Written exercise: Reproduce exactly the line in which "What does this" occurs and all the lines after it, ending with the last line.

================

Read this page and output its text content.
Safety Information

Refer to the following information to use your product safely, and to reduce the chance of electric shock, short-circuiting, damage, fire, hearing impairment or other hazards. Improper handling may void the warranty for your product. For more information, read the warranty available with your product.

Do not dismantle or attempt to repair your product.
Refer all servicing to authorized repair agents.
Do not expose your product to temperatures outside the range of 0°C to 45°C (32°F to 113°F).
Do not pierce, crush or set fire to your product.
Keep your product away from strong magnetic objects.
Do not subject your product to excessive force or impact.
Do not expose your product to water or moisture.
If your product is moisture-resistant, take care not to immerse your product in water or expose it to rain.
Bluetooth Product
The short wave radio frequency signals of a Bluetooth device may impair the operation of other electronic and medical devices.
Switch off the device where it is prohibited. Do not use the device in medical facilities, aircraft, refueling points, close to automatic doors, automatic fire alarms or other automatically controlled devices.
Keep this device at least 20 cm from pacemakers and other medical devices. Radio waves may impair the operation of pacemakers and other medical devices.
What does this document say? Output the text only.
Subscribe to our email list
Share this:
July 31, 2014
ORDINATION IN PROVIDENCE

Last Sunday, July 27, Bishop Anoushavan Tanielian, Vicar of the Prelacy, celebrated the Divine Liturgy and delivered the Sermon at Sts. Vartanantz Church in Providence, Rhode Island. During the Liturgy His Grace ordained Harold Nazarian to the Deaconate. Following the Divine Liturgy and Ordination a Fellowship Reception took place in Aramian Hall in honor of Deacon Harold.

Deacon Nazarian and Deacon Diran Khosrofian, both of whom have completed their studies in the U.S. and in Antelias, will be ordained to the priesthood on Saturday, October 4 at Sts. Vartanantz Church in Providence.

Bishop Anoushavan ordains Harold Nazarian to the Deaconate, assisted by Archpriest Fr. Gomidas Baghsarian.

================

Task solution:
What does this document say? Output the text only.
Subscribe to our email list
Share this:
July 31, 2014
ORDINATION IN PROVIDENCE

Last Sunday, July 27, Bishop Anoushavan Tanielian, Vicar of the Prelacy, celebrated the Divine Liturgy and delivered the Sermon at Sts. Vartanantz Church in Providence, Rhode Island. During the Liturgy His Grace ordained Harold Nazarian to the Deaconate. Following the Divine Liturgy and Ordination a Fellowship Reception took place in Aramian Hall in honor of Deacon Harold.

Deacon Nazarian and Deacon Diran Khosrofian, both of whom have completed their studies in the U.S. and in Antelias, will be ordained to the priesthood on Saturday, October 4 at Sts. Vartanantz Church in Providence.

Bishop Anoushavan ordains Harold Nazarian to the Deaconate, assisted by Archpriest Fr. Gomidas Baghsarian.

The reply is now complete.